[Material for this exercise start]

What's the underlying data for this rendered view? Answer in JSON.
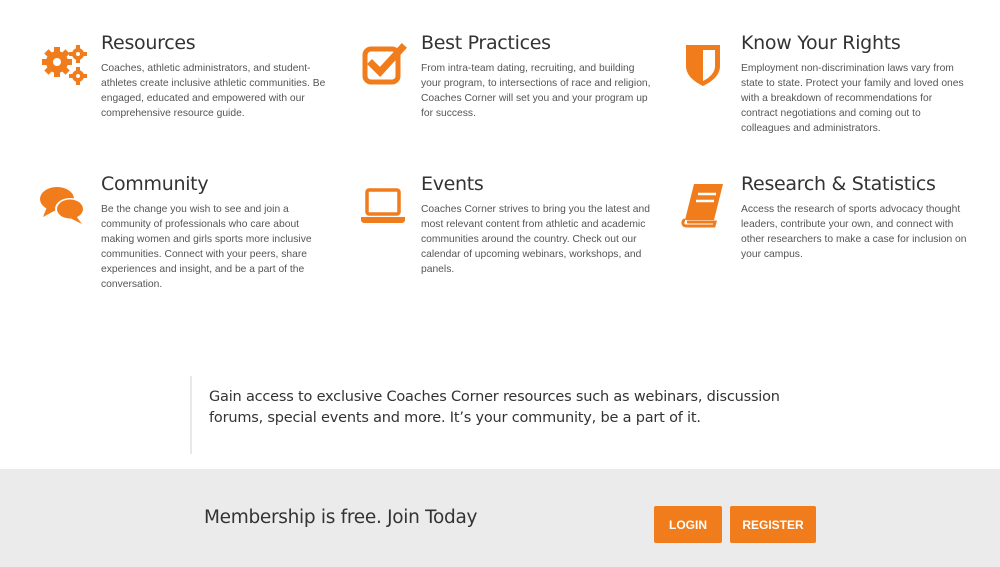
{
  "theme": {
    "accent": "#f07c1b"
  },
  "features": [
    {
      "icon": "gears-icon",
      "title": "Resources",
      "text": "Coaches, athletic administrators, and student-athletes create inclusive athletic communities.  Be engaged, educated and empowered with our comprehensive resource guide."
    },
    {
      "icon": "checkbox-icon",
      "title": "Best Practices",
      "text": "From intra-team dating, recruiting, and building your program, to intersections of race and religion, Coaches Corner will set you and your program up for success."
    },
    {
      "icon": "shield-icon",
      "title": "Know Your Rights",
      "text": "Employment non-discrimination laws vary from state to state. Protect your family and loved ones with a breakdown of recommendations for contract negotiations and coming out to colleagues and administrators."
    },
    {
      "icon": "chat-bubbles-icon",
      "title": "Community",
      "text": "Be the change you wish to see and join a community of professionals who care about making women and girls sports more inclusive communities. Connect with your peers, share experiences and insight, and be a part of the conversation."
    },
    {
      "icon": "laptop-icon",
      "title": "Events",
      "text": "Coaches Corner strives to bring you the latest and most relevant content from athletic and academic communities around the country. Check out our calendar of upcoming webinars, workshops, and panels."
    },
    {
      "icon": "book-icon",
      "title": "Research & Statistics",
      "text": "Access the research of sports advocacy thought leaders, contribute your own, and connect with other researchers to make a case for inclusion on your campus."
    }
  ],
  "cta": {
    "text": "Gain access to exclusive Coaches Corner resources such as webinars, discussion forums, special events and more. It’s your community, be a part of it."
  },
  "join": {
    "text": "Membership is free. Join Today",
    "login_label": "LOGIN",
    "register_label": "REGISTER"
  }
}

[Material for this exercise end]

▸ **Exercise directions**
Write out each entry exactly as given, but skip the pictures.

▸ **Solution**
What's the underlying data for this rendered view? Answer in JSON.
{
  "theme": {
    "accent": "#f07c1b"
  },
  "features": [
    {
      "icon": "gears-icon",
      "title": "Resources",
      "text": "Coaches, athletic administrators, and student-athletes create inclusive athletic communities.  Be engaged, educated and empowered with our comprehensive resource guide."
    },
    {
      "icon": "checkbox-icon",
      "title": "Best Practices",
      "text": "From intra-team dating, recruiting, and building your program, to intersections of race and religion, Coaches Corner will set you and your program up for success."
    },
    {
      "icon": "shield-icon",
      "title": "Know Your Rights",
      "text": "Employment non-discrimination laws vary from state to state. Protect your family and loved ones with a breakdown of recommendations for contract negotiations and coming out to colleagues and administrators."
    },
    {
      "icon": "chat-bubbles-icon",
      "title": "Community",
      "text": "Be the change you wish to see and join a community of professionals who care about making women and girls sports more inclusive communities. Connect with your peers, share experiences and insight, and be a part of the conversation."
    },
    {
      "icon": "laptop-icon",
      "title": "Events",
      "text": "Coaches Corner strives to bring you the latest and most relevant content from athletic and academic communities around the country. Check out our calendar of upcoming webinars, workshops, and panels."
    },
    {
      "icon": "book-icon",
      "title": "Research & Statistics",
      "text": "Access the research of sports advocacy thought leaders, contribute your own, and connect with other researchers to make a case for inclusion on your campus."
    }
  ],
  "cta": {
    "text": "Gain access to exclusive Coaches Corner resources such as webinars, discussion forums, special events and more. It’s your community, be a part of it."
  },
  "join": {
    "text": "Membership is free. Join Today",
    "login_label": "LOGIN",
    "register_label": "REGISTER"
  }
}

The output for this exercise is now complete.